WHAT YOU HAVE TO DO => Copy out every line of the records where the string "Lago" occurs.

Saved entries
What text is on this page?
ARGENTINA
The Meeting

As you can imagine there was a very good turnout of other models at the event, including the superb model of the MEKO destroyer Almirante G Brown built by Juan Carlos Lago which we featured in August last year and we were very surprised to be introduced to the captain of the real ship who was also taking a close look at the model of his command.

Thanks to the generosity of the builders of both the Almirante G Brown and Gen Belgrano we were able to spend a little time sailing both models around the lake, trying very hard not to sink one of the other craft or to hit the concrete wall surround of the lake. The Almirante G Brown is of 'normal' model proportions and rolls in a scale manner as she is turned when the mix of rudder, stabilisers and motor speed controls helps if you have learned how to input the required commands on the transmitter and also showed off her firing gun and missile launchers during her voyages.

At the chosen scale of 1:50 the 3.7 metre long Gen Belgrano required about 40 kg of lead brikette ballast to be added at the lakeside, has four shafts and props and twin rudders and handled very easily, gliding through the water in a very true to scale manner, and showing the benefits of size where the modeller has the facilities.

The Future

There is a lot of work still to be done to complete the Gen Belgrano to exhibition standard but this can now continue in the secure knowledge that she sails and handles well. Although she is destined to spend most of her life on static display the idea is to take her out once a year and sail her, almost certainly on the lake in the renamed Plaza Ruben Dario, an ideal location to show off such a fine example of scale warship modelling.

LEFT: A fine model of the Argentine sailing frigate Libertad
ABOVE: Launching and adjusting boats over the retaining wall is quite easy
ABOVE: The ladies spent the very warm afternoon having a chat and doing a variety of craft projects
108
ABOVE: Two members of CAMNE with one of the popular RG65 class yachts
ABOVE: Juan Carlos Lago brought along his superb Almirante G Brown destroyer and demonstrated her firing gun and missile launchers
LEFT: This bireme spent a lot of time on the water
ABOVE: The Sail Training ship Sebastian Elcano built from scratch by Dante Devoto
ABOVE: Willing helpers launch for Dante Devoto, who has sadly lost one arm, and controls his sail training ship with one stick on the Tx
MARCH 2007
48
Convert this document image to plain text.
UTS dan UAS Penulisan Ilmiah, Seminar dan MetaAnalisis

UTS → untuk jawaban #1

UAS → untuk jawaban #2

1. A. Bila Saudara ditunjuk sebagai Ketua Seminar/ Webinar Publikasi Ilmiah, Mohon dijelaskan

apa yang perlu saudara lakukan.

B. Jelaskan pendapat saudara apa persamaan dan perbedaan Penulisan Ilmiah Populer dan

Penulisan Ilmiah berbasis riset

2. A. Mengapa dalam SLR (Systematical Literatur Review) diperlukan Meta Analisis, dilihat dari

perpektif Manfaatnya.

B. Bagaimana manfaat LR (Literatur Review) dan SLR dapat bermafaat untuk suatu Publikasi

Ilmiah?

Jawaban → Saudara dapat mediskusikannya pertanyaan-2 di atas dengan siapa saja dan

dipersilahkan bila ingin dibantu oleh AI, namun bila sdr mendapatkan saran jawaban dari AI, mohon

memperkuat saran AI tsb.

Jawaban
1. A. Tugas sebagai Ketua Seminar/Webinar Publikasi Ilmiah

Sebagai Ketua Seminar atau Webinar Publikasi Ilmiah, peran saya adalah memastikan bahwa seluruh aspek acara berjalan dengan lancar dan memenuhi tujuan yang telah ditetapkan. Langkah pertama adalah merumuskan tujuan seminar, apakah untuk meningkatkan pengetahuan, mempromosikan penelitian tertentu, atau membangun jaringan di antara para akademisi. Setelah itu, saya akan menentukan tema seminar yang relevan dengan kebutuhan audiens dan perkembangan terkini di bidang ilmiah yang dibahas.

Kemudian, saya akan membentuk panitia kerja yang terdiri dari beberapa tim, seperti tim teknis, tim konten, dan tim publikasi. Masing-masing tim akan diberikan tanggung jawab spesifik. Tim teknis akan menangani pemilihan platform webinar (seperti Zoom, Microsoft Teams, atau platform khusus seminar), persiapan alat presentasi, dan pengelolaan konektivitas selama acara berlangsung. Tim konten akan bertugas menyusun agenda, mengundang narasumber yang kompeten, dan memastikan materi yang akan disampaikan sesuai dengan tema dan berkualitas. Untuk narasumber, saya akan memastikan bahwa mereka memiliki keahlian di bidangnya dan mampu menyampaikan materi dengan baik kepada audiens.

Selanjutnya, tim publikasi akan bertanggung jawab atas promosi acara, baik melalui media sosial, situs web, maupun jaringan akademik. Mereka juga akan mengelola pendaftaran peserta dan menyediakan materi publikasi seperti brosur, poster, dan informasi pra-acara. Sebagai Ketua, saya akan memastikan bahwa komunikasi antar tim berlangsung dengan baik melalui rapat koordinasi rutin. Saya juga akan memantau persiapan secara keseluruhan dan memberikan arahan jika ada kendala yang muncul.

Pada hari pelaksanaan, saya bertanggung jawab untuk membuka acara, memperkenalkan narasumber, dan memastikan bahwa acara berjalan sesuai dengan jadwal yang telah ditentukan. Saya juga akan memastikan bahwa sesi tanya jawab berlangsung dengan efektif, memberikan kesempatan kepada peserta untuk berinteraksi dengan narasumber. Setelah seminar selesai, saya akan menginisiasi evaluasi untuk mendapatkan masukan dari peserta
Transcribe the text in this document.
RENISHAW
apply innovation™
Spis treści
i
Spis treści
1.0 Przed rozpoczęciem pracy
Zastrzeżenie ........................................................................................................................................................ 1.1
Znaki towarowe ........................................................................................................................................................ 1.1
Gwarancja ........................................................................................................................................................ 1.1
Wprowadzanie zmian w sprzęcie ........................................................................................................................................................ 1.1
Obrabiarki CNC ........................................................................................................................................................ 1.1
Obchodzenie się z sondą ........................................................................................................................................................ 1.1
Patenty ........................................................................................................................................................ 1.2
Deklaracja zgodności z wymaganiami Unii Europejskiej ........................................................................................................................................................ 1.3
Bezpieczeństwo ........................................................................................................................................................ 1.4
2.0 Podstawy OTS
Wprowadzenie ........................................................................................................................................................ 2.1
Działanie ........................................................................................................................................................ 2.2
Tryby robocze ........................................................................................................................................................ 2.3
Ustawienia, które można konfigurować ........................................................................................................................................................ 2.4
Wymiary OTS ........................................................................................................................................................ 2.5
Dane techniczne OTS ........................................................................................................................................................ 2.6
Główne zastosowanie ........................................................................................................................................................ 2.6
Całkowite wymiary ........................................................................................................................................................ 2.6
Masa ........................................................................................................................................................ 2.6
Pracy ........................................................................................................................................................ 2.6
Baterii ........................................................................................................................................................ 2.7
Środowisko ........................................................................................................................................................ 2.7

ANSWER TO THIS TASK =>
As you can imagine there was a very good turnout of other models at the event, including the superb model of the MEKO destroyer Almirante G Brown built by Juan Carlos Lago which we featured in August last year and we were very surprised to be introduced to the captain of the real ship who was also taking a close look at the model of his command.
ABOVE: Juan Carlos Lago brought along his superb Almirante G Brown destroyer and demonstrated her firing gun and missile launchers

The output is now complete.